### Work to be completed:
Where the string "screenshot" occurs in the material below, report the whole line.

----- Material supplied -----

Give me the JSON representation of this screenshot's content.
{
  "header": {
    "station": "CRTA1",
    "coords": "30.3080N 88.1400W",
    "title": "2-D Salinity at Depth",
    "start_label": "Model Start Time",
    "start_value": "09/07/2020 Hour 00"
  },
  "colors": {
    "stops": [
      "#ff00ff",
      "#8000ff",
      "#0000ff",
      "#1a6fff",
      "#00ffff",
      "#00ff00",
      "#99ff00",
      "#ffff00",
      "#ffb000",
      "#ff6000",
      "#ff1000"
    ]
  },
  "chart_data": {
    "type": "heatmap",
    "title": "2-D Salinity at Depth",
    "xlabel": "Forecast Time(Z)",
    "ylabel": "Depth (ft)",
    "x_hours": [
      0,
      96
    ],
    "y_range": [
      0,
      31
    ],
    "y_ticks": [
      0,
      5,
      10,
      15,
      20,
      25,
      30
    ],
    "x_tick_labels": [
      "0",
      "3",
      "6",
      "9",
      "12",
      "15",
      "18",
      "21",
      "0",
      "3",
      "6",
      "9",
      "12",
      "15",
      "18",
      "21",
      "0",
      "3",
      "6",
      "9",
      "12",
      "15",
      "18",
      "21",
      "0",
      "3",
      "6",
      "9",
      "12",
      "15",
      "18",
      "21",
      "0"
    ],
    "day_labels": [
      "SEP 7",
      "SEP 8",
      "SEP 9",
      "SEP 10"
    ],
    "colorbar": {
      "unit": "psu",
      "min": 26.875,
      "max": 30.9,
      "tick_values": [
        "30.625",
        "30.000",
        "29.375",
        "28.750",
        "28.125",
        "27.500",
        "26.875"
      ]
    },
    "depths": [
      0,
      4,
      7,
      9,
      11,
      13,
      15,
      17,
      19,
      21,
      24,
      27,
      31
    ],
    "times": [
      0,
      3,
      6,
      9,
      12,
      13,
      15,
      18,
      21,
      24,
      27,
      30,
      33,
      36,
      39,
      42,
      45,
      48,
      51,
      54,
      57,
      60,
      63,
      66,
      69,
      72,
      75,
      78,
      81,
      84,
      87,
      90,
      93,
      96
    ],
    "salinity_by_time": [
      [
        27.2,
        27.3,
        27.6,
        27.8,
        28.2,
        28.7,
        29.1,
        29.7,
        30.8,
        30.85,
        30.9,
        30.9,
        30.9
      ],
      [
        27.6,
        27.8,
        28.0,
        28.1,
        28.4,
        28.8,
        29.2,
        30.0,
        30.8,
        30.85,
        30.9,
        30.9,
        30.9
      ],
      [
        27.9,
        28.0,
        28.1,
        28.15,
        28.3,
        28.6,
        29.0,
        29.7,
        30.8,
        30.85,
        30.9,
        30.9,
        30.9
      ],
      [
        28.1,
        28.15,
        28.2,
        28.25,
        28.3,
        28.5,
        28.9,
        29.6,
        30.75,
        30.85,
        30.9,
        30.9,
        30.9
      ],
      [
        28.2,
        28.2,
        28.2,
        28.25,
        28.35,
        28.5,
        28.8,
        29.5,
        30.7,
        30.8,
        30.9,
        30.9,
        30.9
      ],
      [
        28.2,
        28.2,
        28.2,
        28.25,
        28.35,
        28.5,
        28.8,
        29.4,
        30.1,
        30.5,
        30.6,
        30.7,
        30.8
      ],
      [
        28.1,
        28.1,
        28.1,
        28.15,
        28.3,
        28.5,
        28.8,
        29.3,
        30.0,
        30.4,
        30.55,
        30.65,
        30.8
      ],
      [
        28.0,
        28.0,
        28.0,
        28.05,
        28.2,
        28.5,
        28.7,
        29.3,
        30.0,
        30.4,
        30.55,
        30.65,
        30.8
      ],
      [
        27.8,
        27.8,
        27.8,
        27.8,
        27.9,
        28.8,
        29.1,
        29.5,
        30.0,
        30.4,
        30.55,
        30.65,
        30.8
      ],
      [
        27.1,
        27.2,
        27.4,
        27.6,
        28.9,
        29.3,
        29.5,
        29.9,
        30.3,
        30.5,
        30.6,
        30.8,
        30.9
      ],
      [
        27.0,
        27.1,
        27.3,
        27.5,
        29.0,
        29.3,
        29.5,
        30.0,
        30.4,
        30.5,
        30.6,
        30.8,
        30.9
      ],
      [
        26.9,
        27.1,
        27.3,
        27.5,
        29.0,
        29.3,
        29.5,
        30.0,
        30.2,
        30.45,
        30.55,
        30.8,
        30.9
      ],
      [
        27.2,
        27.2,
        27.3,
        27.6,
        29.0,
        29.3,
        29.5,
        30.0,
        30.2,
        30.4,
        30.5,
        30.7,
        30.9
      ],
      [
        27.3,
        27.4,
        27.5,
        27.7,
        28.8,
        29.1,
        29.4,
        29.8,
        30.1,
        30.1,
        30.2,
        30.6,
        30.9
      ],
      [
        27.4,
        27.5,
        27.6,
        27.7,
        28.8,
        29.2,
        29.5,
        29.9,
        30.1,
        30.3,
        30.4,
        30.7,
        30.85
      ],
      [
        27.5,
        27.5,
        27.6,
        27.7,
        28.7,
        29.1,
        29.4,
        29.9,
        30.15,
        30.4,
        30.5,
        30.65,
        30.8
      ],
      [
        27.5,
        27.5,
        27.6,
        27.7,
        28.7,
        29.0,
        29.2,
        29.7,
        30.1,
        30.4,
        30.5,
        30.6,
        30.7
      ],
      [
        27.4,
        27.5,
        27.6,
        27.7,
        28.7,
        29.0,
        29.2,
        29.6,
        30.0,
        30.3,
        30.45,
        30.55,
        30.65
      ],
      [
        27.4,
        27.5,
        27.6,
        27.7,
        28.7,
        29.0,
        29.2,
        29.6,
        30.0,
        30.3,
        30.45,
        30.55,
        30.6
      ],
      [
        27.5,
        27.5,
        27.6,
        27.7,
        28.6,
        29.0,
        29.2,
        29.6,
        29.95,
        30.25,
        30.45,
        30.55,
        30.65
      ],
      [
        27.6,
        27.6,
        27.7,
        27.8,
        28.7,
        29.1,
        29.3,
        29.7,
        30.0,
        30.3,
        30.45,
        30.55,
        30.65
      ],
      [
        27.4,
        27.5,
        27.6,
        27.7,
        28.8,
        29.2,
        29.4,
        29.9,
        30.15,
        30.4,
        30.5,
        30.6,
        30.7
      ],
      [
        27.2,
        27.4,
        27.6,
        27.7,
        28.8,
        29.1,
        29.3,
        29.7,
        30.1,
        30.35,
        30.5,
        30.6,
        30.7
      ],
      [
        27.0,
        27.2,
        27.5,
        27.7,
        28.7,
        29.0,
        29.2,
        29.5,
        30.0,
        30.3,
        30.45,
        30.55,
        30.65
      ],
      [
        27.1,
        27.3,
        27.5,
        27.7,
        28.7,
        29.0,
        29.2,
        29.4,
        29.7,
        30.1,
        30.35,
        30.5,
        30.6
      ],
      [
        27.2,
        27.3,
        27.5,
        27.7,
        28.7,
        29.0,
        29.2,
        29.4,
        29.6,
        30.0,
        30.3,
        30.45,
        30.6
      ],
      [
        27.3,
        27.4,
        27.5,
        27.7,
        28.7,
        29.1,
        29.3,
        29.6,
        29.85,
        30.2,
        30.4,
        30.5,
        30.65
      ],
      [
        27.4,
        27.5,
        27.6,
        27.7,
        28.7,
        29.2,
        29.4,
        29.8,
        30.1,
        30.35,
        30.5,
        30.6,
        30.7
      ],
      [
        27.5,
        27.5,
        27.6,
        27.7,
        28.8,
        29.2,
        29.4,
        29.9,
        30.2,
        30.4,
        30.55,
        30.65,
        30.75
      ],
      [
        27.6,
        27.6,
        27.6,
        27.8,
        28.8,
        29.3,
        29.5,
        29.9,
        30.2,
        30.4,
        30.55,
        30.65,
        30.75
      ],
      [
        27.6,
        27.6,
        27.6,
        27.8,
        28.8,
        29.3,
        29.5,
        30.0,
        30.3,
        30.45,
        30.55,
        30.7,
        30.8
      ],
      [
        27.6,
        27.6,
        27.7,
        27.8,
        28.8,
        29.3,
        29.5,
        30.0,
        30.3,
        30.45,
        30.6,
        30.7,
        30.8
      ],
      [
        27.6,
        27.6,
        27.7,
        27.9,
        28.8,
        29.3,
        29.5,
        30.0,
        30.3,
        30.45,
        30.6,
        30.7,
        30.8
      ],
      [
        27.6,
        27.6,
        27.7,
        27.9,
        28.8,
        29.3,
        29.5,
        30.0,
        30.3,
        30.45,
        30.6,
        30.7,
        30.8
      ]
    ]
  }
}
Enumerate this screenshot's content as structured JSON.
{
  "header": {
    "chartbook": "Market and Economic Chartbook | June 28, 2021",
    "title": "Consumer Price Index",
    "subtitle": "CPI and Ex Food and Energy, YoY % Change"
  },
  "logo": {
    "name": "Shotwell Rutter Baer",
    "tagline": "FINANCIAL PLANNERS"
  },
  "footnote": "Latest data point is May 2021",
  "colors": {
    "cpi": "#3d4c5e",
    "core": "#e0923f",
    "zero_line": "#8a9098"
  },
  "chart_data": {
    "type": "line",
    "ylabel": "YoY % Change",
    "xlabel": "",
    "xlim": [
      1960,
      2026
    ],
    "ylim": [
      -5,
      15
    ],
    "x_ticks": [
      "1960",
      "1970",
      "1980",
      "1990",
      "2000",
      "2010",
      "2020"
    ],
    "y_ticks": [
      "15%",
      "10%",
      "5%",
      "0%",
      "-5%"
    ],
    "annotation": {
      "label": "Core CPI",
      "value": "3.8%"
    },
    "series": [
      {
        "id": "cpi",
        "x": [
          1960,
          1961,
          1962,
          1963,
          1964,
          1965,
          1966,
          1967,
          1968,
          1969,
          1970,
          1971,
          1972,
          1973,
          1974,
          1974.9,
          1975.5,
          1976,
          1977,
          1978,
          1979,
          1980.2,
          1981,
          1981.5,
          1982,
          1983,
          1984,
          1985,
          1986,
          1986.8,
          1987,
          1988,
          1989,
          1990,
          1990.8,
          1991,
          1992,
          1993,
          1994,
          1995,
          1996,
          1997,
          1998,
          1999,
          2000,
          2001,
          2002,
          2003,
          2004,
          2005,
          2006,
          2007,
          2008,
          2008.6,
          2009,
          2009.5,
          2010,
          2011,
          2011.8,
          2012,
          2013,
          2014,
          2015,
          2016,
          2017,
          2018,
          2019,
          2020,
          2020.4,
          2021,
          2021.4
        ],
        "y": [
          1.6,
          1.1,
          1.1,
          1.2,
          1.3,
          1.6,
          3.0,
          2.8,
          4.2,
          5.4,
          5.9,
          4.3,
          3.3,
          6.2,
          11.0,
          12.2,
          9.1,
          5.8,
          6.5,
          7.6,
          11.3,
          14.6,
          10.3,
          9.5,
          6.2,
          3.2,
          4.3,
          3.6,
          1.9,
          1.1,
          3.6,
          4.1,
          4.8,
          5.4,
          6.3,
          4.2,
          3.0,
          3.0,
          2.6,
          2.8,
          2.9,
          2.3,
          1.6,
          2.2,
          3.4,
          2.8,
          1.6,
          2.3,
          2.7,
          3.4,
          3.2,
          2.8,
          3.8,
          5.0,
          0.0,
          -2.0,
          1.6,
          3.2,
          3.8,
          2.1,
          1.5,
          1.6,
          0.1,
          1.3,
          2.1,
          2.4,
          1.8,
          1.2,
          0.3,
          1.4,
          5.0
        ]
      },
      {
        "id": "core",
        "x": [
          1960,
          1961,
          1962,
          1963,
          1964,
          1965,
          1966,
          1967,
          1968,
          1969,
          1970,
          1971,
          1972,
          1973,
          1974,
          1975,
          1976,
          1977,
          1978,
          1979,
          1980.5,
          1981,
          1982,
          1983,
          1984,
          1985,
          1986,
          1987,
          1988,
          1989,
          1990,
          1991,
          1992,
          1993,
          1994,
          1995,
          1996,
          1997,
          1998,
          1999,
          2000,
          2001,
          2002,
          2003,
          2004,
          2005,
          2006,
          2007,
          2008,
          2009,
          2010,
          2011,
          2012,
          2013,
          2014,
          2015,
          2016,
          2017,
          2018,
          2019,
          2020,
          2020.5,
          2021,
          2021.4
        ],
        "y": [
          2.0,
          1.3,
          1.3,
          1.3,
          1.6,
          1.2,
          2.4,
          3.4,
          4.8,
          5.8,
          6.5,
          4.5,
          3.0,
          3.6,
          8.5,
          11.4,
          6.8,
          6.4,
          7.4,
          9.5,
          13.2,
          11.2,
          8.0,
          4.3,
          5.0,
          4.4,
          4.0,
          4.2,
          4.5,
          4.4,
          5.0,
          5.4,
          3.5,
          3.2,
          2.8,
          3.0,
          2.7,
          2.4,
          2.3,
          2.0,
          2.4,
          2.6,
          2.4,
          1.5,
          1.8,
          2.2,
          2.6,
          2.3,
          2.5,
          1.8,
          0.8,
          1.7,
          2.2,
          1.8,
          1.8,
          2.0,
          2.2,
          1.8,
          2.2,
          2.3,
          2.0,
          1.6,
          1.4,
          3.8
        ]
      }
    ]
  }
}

-----

### Exercise answer:
Give me the JSON representation of this screenshot's content.
Enumerate this screenshot's content as structured JSON.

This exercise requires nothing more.